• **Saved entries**
──────

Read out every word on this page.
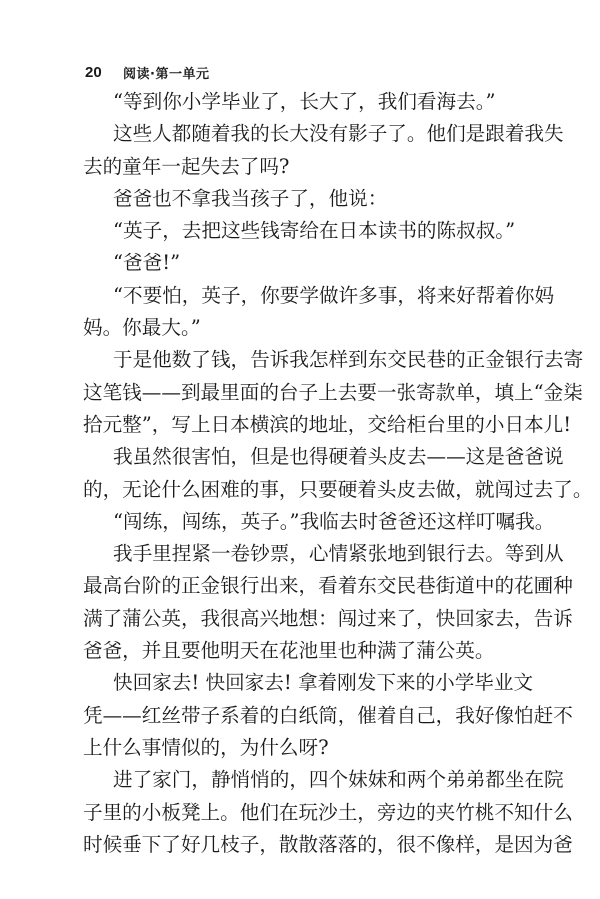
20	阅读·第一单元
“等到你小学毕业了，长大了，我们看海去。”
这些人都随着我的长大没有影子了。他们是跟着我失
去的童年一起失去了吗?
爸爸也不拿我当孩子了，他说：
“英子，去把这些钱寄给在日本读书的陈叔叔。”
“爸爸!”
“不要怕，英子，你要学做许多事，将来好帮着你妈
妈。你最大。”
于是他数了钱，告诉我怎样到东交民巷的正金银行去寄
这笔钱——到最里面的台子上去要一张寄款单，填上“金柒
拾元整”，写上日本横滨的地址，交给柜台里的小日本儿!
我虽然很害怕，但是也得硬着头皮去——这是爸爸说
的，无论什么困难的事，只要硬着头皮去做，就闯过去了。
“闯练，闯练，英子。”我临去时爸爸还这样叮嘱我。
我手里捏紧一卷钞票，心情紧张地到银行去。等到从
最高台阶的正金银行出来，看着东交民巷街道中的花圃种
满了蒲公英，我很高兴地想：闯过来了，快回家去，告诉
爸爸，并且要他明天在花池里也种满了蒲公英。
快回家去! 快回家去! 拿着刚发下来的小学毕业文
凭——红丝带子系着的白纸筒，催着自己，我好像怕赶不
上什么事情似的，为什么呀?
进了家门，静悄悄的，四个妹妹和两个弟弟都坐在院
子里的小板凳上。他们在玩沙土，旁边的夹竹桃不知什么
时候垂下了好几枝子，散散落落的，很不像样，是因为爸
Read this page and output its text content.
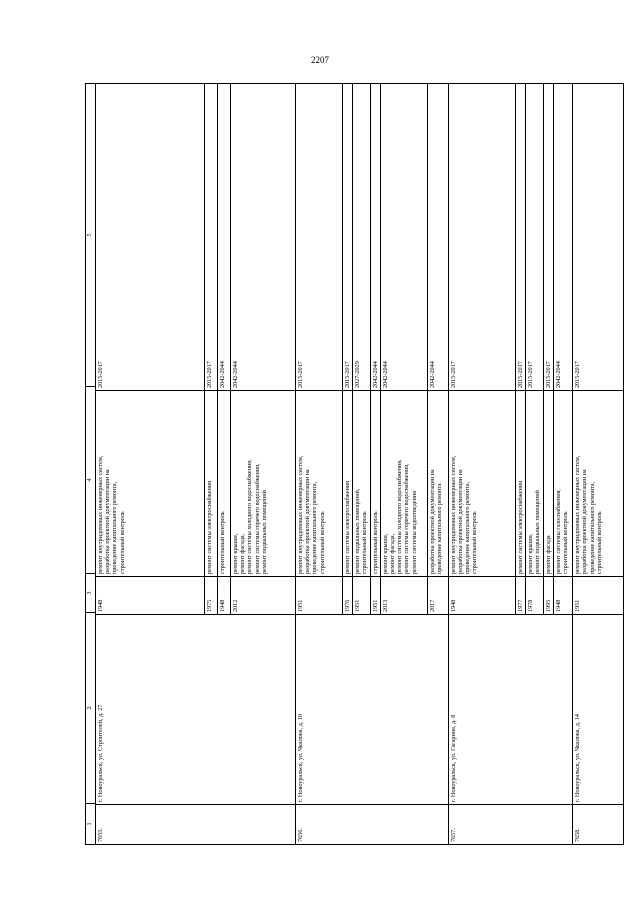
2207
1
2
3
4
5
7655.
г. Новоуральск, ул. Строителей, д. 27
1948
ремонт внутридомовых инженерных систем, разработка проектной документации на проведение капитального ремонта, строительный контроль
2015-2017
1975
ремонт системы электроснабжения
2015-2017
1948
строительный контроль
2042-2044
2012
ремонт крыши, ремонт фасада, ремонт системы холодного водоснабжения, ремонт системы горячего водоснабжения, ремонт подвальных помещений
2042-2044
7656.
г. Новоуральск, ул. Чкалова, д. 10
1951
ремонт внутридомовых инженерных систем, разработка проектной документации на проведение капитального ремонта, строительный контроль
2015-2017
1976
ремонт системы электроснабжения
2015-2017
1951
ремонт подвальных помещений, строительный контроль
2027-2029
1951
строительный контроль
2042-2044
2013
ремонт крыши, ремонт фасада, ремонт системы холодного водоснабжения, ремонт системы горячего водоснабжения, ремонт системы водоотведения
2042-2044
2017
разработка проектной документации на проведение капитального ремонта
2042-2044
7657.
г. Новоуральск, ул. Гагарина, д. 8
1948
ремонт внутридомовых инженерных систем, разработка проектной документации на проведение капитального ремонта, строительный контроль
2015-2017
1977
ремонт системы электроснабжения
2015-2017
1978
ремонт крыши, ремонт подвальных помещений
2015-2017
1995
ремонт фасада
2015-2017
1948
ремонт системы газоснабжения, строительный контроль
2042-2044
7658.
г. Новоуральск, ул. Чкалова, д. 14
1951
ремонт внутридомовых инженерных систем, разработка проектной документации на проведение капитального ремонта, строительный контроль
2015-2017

──────

• **WHAT IS ASKED**
Take every line containing the word "фасада" and copy it.

• **OUTPUT BELOW**
ремонт крыши, ремонт фасада, ремонт системы холодного водоснабжения, ремонт системы горячего водоснабжения, ремонт подвальных помещений
ремонт крыши, ремонт фасада, ремонт системы холодного водоснабжения, ремонт системы горячего водоснабжения, ремонт системы водоотведения
ремонт фасада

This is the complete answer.